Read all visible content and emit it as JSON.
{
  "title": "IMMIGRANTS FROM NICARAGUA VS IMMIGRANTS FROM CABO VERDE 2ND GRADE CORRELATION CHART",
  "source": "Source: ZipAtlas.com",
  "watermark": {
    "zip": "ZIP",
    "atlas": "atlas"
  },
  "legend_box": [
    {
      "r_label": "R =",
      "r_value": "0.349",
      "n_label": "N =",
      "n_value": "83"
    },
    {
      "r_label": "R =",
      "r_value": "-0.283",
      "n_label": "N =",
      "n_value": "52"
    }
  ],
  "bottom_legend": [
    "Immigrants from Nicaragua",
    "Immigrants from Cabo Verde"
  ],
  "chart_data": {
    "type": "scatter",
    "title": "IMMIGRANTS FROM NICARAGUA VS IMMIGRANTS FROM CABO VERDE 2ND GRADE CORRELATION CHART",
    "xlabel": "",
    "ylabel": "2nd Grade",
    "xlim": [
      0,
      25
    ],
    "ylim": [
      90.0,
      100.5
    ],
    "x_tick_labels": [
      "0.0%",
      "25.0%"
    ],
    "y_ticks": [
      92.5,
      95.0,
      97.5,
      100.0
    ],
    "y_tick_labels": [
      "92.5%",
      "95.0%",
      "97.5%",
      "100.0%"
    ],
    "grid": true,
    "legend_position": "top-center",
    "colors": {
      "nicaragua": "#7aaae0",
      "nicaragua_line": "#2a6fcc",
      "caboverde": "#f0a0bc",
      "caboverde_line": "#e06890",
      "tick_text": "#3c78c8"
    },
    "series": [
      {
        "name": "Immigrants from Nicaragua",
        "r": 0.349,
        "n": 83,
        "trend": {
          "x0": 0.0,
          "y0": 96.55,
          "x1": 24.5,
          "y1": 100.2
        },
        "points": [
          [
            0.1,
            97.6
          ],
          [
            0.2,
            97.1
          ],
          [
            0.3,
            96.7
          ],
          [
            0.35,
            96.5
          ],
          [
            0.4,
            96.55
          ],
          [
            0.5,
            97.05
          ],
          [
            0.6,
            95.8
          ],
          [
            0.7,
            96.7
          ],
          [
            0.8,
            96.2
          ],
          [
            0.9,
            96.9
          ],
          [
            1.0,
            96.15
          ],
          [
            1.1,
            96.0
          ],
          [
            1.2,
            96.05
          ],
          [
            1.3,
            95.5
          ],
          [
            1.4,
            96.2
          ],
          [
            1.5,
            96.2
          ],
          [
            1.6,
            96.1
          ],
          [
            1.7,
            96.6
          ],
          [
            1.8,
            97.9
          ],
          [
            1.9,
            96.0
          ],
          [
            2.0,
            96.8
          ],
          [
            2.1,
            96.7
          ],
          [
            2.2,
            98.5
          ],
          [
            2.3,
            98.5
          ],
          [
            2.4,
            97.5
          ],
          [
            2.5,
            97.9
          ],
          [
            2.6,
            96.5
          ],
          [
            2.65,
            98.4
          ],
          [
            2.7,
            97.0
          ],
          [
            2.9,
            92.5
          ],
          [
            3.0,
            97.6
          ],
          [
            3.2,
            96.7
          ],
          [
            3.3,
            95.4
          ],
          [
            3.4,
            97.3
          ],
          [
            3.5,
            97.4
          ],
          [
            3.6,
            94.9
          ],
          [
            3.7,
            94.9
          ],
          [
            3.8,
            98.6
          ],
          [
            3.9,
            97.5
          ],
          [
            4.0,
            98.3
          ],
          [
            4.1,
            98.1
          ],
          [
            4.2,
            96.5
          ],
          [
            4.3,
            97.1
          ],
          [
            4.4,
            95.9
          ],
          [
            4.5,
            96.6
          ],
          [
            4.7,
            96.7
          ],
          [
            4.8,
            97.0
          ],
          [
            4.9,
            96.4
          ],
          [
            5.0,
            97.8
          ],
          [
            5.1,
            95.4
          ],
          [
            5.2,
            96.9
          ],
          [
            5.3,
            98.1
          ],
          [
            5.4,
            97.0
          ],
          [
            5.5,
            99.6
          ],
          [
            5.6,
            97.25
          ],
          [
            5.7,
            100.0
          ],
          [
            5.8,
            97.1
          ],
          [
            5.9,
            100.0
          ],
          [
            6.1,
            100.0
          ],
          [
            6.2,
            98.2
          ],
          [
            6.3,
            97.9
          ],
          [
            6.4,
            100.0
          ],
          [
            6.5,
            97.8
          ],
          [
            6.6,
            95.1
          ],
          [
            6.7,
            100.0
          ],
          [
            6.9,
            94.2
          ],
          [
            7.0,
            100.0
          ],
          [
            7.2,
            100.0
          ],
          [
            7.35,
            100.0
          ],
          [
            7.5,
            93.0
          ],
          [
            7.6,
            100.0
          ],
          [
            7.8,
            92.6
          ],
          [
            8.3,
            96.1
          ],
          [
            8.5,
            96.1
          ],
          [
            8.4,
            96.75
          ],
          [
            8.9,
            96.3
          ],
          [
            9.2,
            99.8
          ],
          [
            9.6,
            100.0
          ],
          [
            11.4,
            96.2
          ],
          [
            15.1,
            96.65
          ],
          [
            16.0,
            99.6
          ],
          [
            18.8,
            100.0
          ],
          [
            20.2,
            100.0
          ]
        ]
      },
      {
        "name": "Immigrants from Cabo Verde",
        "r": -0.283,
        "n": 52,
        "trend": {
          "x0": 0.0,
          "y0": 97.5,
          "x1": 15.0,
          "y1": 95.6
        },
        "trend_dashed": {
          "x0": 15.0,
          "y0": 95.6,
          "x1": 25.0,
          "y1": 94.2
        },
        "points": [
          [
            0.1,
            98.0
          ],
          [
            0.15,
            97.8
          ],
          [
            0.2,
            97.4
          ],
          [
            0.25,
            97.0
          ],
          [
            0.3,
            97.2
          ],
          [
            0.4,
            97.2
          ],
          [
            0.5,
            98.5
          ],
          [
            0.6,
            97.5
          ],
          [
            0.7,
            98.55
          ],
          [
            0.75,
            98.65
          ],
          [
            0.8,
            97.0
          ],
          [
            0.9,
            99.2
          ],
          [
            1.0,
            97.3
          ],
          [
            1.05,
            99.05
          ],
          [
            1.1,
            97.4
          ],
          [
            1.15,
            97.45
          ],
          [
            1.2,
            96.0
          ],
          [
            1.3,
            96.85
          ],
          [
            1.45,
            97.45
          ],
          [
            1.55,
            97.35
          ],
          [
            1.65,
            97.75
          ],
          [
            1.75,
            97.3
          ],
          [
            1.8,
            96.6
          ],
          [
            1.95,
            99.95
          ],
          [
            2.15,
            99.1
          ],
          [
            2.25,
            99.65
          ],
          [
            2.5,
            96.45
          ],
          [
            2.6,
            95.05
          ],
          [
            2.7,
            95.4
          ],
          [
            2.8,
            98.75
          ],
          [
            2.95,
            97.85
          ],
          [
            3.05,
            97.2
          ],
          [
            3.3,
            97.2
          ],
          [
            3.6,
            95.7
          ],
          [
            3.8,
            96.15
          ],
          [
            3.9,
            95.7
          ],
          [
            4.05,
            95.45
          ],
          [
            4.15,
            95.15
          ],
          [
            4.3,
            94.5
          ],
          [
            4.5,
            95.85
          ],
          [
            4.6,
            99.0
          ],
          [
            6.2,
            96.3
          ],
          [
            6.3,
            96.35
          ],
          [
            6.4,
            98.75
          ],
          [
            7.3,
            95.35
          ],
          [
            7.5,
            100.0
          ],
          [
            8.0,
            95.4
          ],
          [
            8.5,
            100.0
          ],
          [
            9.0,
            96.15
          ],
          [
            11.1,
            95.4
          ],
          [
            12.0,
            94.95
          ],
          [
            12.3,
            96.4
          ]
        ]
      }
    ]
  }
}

◆ Problem description
Make an exact copy of every line in the data.

◆ Solution below
Read all visible content and emit it as JSON.
{
  "title": "IMMIGRANTS FROM NICARAGUA VS IMMIGRANTS FROM CABO VERDE 2ND GRADE CORRELATION CHART",
  "source": "Source: ZipAtlas.com",
  "watermark": {
    "zip": "ZIP",
    "atlas": "atlas"
  },
  "legend_box": [
    {
      "r_label": "R =",
      "r_value": "0.349",
      "n_label": "N =",
      "n_value": "83"
    },
    {
      "r_label": "R =",
      "r_value": "-0.283",
      "n_label": "N =",
      "n_value": "52"
    }
  ],
  "bottom_legend": [
    "Immigrants from Nicaragua",
    "Immigrants from Cabo Verde"
  ],
  "chart_data": {
    "type": "scatter",
    "title": "IMMIGRANTS FROM NICARAGUA VS IMMIGRANTS FROM CABO VERDE 2ND GRADE CORRELATION CHART",
    "xlabel": "",
    "ylabel": "2nd Grade",
    "xlim": [
      0,
      25
    ],
    "ylim": [
      90.0,
      100.5
    ],
    "x_tick_labels": [
      "0.0%",
      "25.0%"
    ],
    "y_ticks": [
      92.5,
      95.0,
      97.5,
      100.0
    ],
    "y_tick_labels": [
      "92.5%",
      "95.0%",
      "97.5%",
      "100.0%"
    ],
    "grid": true,
    "legend_position": "top-center",
    "colors": {
      "nicaragua": "#7aaae0",
      "nicaragua_line": "#2a6fcc",
      "caboverde": "#f0a0bc",
      "caboverde_line": "#e06890",
      "tick_text": "#3c78c8"
    },
    "series": [
      {
        "name": "Immigrants from Nicaragua",
        "r": 0.349,
        "n": 83,
        "trend": {
          "x0": 0.0,
          "y0": 96.55,
          "x1": 24.5,
          "y1": 100.2
        },
        "points": [
          [
            0.1,
            97.6
          ],
          [
            0.2,
            97.1
          ],
          [
            0.3,
            96.7
          ],
          [
            0.35,
            96.5
          ],
          [
            0.4,
            96.55
          ],
          [
            0.5,
            97.05
          ],
          [
            0.6,
            95.8
          ],
          [
            0.7,
            96.7
          ],
          [
            0.8,
            96.2
          ],
          [
            0.9,
            96.9
          ],
          [
            1.0,
            96.15
          ],
          [
            1.1,
            96.0
          ],
          [
            1.2,
            96.05
          ],
          [
            1.3,
            95.5
          ],
          [
            1.4,
            96.2
          ],
          [
            1.5,
            96.2
          ],
          [
            1.6,
            96.1
          ],
          [
            1.7,
            96.6
          ],
          [
            1.8,
            97.9
          ],
          [
            1.9,
            96.0
          ],
          [
            2.0,
            96.8
          ],
          [
            2.1,
            96.7
          ],
          [
            2.2,
            98.5
          ],
          [
            2.3,
            98.5
          ],
          [
            2.4,
            97.5
          ],
          [
            2.5,
            97.9
          ],
          [
            2.6,
            96.5
          ],
          [
            2.65,
            98.4
          ],
          [
            2.7,
            97.0
          ],
          [
            2.9,
            92.5
          ],
          [
            3.0,
            97.6
          ],
          [
            3.2,
            96.7
          ],
          [
            3.3,
            95.4
          ],
          [
            3.4,
            97.3
          ],
          [
            3.5,
            97.4
          ],
          [
            3.6,
            94.9
          ],
          [
            3.7,
            94.9
          ],
          [
            3.8,
            98.6
          ],
          [
            3.9,
            97.5
          ],
          [
            4.0,
            98.3
          ],
          [
            4.1,
            98.1
          ],
          [
            4.2,
            96.5
          ],
          [
            4.3,
            97.1
          ],
          [
            4.4,
            95.9
          ],
          [
            4.5,
            96.6
          ],
          [
            4.7,
            96.7
          ],
          [
            4.8,
            97.0
          ],
          [
            4.9,
            96.4
          ],
          [
            5.0,
            97.8
          ],
          [
            5.1,
            95.4
          ],
          [
            5.2,
            96.9
          ],
          [
            5.3,
            98.1
          ],
          [
            5.4,
            97.0
          ],
          [
            5.5,
            99.6
          ],
          [
            5.6,
            97.25
          ],
          [
            5.7,
            100.0
          ],
          [
            5.8,
            97.1
          ],
          [
            5.9,
            100.0
          ],
          [
            6.1,
            100.0
          ],
          [
            6.2,
            98.2
          ],
          [
            6.3,
            97.9
          ],
          [
            6.4,
            100.0
          ],
          [
            6.5,
            97.8
          ],
          [
            6.6,
            95.1
          ],
          [
            6.7,
            100.0
          ],
          [
            6.9,
            94.2
          ],
          [
            7.0,
            100.0
          ],
          [
            7.2,
            100.0
          ],
          [
            7.35,
            100.0
          ],
          [
            7.5,
            93.0
          ],
          [
            7.6,
            100.0
          ],
          [
            7.8,
            92.6
          ],
          [
            8.3,
            96.1
          ],
          [
            8.5,
            96.1
          ],
          [
            8.4,
            96.75
          ],
          [
            8.9,
            96.3
          ],
          [
            9.2,
            99.8
          ],
          [
            9.6,
            100.0
          ],
          [
            11.4,
            96.2
          ],
          [
            15.1,
            96.65
          ],
          [
            16.0,
            99.6
          ],
          [
            18.8,
            100.0
          ],
          [
            20.2,
            100.0
          ]
        ]
      },
      {
        "name": "Immigrants from Cabo Verde",
        "r": -0.283,
        "n": 52,
        "trend": {
          "x0": 0.0,
          "y0": 97.5,
          "x1": 15.0,
          "y1": 95.6
        },
        "trend_dashed": {
          "x0": 15.0,
          "y0": 95.6,
          "x1": 25.0,
          "y1": 94.2
        },
        "points": [
          [
            0.1,
            98.0
          ],
          [
            0.15,
            97.8
          ],
          [
            0.2,
            97.4
          ],
          [
            0.25,
            97.0
          ],
          [
            0.3,
            97.2
          ],
          [
            0.4,
            97.2
          ],
          [
            0.5,
            98.5
          ],
          [
            0.6,
            97.5
          ],
          [
            0.7,
            98.55
          ],
          [
            0.75,
            98.65
          ],
          [
            0.8,
            97.0
          ],
          [
            0.9,
            99.2
          ],
          [
            1.0,
            97.3
          ],
          [
            1.05,
            99.05
          ],
          [
            1.1,
            97.4
          ],
          [
            1.15,
            97.45
          ],
          [
            1.2,
            96.0
          ],
          [
            1.3,
            96.85
          ],
          [
            1.45,
            97.45
          ],
          [
            1.55,
            97.35
          ],
          [
            1.65,
            97.75
          ],
          [
            1.75,
            97.3
          ],
          [
            1.8,
            96.6
          ],
          [
            1.95,
            99.95
          ],
          [
            2.15,
            99.1
          ],
          [
            2.25,
            99.65
          ],
          [
            2.5,
            96.45
          ],
          [
            2.6,
            95.05
          ],
          [
            2.7,
            95.4
          ],
          [
            2.8,
            98.75
          ],
          [
            2.95,
            97.85
          ],
          [
            3.05,
            97.2
          ],
          [
            3.3,
            97.2
          ],
          [
            3.6,
            95.7
          ],
          [
            3.8,
            96.15
          ],
          [
            3.9,
            95.7
          ],
          [
            4.05,
            95.45
          ],
          [
            4.15,
            95.15
          ],
          [
            4.3,
            94.5
          ],
          [
            4.5,
            95.85
          ],
          [
            4.6,
            99.0
          ],
          [
            6.2,
            96.3
          ],
          [
            6.3,
            96.35
          ],
          [
            6.4,
            98.75
          ],
          [
            7.3,
            95.35
          ],
          [
            7.5,
            100.0
          ],
          [
            8.0,
            95.4
          ],
          [
            8.5,
            100.0
          ],
          [
            9.0,
            96.15
          ],
          [
            11.1,
            95.4
          ],
          [
            12.0,
            94.95
          ],
          [
            12.3,
            96.4
          ]
        ]
      }
    ]
  }
}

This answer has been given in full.